■ **Stated problem**:
Note how many lines hold the string "ordinary" and give that number without any other words.

====== Material for this exercise

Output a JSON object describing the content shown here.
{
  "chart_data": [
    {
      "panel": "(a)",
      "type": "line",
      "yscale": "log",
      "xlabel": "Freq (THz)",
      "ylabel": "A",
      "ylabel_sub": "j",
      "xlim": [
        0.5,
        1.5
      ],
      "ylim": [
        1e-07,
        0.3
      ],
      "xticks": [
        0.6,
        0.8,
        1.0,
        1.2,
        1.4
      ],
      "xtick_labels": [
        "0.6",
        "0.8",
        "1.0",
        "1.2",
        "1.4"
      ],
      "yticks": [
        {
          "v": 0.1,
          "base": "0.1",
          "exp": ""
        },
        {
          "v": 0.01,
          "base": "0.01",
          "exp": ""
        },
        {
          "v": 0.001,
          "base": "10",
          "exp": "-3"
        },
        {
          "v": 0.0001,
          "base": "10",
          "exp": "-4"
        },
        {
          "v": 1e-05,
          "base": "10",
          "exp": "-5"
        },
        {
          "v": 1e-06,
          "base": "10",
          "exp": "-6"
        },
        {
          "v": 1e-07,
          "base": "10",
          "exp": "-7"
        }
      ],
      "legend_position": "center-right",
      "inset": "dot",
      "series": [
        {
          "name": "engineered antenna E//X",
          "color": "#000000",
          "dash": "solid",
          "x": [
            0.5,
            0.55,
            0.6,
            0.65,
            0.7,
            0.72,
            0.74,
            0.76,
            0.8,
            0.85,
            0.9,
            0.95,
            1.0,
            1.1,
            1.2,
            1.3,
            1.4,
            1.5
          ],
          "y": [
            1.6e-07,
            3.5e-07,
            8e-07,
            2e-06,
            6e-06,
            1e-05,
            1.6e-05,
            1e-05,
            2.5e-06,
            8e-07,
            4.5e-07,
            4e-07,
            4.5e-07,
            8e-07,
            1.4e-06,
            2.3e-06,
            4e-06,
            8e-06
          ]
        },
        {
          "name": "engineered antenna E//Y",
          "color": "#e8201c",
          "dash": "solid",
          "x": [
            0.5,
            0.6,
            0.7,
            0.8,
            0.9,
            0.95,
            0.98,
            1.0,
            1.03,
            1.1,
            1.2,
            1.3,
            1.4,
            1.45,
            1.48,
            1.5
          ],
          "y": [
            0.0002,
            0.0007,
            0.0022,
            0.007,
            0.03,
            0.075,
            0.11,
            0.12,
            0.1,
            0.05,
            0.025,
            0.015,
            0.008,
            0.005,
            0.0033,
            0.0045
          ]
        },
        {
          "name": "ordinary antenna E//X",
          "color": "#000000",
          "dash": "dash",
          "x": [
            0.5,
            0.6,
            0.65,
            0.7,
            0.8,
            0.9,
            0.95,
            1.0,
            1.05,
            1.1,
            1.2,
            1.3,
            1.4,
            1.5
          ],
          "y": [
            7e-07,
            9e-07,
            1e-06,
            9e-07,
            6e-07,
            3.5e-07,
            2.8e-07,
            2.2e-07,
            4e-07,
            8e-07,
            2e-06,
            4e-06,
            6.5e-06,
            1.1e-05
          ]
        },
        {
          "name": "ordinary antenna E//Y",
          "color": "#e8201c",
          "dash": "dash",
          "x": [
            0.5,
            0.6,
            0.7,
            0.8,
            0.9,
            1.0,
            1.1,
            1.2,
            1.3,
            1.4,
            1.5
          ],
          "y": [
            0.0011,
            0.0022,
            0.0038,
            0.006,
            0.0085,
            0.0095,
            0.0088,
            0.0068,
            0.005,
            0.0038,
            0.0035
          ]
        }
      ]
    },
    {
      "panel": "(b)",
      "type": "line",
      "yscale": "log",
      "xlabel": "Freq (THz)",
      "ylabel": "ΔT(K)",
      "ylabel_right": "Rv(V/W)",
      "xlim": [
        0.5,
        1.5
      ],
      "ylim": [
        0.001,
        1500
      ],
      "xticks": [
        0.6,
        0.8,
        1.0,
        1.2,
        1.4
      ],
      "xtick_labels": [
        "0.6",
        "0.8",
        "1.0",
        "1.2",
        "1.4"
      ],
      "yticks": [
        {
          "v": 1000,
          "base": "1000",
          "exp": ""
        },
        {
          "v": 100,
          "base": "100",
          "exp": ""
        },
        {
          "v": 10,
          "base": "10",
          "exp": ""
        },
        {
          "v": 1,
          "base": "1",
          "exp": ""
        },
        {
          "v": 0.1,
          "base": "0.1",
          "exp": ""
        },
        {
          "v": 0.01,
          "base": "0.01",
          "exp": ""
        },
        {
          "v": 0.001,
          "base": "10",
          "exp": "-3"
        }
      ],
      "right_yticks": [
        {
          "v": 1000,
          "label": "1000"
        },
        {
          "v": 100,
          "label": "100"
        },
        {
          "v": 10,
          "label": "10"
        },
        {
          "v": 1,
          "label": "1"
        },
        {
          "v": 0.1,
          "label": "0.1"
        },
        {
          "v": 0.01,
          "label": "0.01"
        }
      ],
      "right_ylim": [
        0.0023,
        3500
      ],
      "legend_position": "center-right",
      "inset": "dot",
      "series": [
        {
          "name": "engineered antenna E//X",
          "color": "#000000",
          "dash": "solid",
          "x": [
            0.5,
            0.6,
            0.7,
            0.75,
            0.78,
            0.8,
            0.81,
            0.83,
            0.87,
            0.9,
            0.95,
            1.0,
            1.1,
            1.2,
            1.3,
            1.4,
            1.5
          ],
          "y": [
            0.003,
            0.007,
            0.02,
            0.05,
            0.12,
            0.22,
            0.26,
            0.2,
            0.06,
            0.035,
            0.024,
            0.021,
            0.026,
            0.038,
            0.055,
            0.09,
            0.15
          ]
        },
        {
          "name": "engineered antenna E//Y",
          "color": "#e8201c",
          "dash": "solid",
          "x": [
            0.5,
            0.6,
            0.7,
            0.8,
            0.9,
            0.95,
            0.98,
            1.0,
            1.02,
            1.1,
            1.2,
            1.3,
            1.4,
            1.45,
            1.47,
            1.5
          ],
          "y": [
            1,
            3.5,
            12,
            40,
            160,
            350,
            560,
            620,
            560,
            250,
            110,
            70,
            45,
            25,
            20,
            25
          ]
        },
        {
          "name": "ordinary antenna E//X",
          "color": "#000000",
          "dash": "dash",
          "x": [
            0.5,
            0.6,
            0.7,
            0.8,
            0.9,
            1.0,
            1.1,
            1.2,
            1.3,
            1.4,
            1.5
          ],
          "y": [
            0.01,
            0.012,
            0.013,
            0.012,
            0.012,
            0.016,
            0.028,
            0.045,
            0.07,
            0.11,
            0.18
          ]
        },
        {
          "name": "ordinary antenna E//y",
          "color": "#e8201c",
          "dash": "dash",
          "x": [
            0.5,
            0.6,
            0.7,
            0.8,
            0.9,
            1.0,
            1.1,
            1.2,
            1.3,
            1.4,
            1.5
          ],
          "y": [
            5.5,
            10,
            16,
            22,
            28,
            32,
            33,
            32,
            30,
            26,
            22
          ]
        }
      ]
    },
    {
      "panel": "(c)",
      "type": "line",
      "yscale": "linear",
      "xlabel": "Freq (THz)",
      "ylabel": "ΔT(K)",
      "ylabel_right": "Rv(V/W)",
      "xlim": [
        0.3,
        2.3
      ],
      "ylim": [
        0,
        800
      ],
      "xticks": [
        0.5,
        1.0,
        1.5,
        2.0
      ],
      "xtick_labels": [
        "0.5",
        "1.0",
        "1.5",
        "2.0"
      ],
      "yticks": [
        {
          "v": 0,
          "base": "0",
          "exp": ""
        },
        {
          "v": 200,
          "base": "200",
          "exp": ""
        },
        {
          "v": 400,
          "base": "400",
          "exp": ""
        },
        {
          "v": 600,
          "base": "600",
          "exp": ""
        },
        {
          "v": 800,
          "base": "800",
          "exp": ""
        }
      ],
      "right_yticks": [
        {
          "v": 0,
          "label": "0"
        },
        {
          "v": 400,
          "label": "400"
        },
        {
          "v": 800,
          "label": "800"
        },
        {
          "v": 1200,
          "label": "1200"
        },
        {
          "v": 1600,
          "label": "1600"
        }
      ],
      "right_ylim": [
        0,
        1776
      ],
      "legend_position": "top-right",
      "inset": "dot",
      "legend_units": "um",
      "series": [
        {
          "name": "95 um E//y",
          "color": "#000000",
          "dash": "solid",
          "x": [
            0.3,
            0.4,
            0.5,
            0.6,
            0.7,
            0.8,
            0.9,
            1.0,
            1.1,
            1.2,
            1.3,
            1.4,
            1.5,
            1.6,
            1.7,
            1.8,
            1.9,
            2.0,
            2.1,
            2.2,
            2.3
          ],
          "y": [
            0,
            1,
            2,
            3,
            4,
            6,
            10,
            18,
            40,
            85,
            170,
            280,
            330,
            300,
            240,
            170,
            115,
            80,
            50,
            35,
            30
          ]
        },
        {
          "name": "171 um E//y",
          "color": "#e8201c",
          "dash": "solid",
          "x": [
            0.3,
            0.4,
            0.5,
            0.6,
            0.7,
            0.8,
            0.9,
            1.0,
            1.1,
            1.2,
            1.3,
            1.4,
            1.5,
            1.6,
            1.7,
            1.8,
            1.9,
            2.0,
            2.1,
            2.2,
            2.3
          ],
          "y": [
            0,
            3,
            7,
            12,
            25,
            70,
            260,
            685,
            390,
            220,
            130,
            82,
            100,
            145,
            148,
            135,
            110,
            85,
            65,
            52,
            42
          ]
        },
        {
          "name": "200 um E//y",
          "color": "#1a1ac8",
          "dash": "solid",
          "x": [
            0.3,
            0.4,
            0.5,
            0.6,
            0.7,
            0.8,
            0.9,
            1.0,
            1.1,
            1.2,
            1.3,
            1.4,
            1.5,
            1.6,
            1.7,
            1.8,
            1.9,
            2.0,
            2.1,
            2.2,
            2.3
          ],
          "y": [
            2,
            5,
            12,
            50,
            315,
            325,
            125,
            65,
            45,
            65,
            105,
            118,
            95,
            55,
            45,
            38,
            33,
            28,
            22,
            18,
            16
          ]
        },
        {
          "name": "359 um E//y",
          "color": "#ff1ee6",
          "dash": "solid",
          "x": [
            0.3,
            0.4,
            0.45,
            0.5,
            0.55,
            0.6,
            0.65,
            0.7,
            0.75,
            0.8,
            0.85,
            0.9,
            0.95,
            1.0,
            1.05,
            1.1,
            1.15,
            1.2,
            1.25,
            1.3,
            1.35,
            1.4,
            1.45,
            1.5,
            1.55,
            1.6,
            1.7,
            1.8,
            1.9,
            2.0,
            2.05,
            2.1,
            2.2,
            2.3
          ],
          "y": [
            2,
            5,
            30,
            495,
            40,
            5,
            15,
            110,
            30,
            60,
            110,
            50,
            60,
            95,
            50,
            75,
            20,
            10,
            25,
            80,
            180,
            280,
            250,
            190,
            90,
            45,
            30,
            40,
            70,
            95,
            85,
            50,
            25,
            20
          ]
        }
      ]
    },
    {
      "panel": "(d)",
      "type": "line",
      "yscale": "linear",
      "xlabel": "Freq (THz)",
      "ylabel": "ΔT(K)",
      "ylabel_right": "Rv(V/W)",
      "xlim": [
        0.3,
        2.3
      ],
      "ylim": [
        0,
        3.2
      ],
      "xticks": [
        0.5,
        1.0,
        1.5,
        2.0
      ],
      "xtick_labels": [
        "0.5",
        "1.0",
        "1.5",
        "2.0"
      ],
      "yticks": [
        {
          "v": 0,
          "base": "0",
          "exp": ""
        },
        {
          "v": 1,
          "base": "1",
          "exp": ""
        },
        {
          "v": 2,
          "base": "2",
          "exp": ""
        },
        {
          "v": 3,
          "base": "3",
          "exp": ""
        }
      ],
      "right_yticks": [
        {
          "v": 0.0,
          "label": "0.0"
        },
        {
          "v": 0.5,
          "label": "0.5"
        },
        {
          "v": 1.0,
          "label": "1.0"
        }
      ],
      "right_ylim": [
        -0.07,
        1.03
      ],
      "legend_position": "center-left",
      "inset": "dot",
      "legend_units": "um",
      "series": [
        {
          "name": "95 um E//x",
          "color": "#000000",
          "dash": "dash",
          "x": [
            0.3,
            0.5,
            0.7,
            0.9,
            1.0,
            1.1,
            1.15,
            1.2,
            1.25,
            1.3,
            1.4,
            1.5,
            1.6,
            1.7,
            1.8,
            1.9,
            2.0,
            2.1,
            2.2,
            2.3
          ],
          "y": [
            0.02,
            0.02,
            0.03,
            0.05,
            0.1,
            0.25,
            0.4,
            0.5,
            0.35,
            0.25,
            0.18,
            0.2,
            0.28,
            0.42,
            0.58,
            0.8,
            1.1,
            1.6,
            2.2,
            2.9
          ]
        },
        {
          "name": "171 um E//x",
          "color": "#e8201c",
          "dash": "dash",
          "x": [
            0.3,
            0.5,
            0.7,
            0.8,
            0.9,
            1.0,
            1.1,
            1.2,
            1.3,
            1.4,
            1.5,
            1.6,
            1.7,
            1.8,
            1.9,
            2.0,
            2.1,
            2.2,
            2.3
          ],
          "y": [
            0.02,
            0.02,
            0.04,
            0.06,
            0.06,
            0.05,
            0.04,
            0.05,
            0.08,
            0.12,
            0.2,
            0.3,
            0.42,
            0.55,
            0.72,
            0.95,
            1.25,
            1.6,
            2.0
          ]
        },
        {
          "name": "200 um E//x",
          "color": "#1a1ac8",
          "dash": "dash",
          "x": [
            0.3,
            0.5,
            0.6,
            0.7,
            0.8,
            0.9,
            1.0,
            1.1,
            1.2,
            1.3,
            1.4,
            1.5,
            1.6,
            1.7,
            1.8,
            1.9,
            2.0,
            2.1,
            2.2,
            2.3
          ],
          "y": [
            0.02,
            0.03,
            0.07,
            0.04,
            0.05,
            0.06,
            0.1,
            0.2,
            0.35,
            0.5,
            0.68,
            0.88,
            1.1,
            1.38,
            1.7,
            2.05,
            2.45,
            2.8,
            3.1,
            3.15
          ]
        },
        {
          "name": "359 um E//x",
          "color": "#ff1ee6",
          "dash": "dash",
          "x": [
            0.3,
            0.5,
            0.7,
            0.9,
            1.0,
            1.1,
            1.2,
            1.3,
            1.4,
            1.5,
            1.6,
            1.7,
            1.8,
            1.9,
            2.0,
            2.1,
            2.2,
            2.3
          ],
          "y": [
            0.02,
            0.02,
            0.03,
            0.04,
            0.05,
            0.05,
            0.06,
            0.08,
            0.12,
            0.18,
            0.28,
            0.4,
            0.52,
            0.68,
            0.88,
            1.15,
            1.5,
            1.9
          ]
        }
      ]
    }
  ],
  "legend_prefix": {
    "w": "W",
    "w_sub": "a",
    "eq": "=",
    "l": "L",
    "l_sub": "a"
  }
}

============

■ **Final result**:
4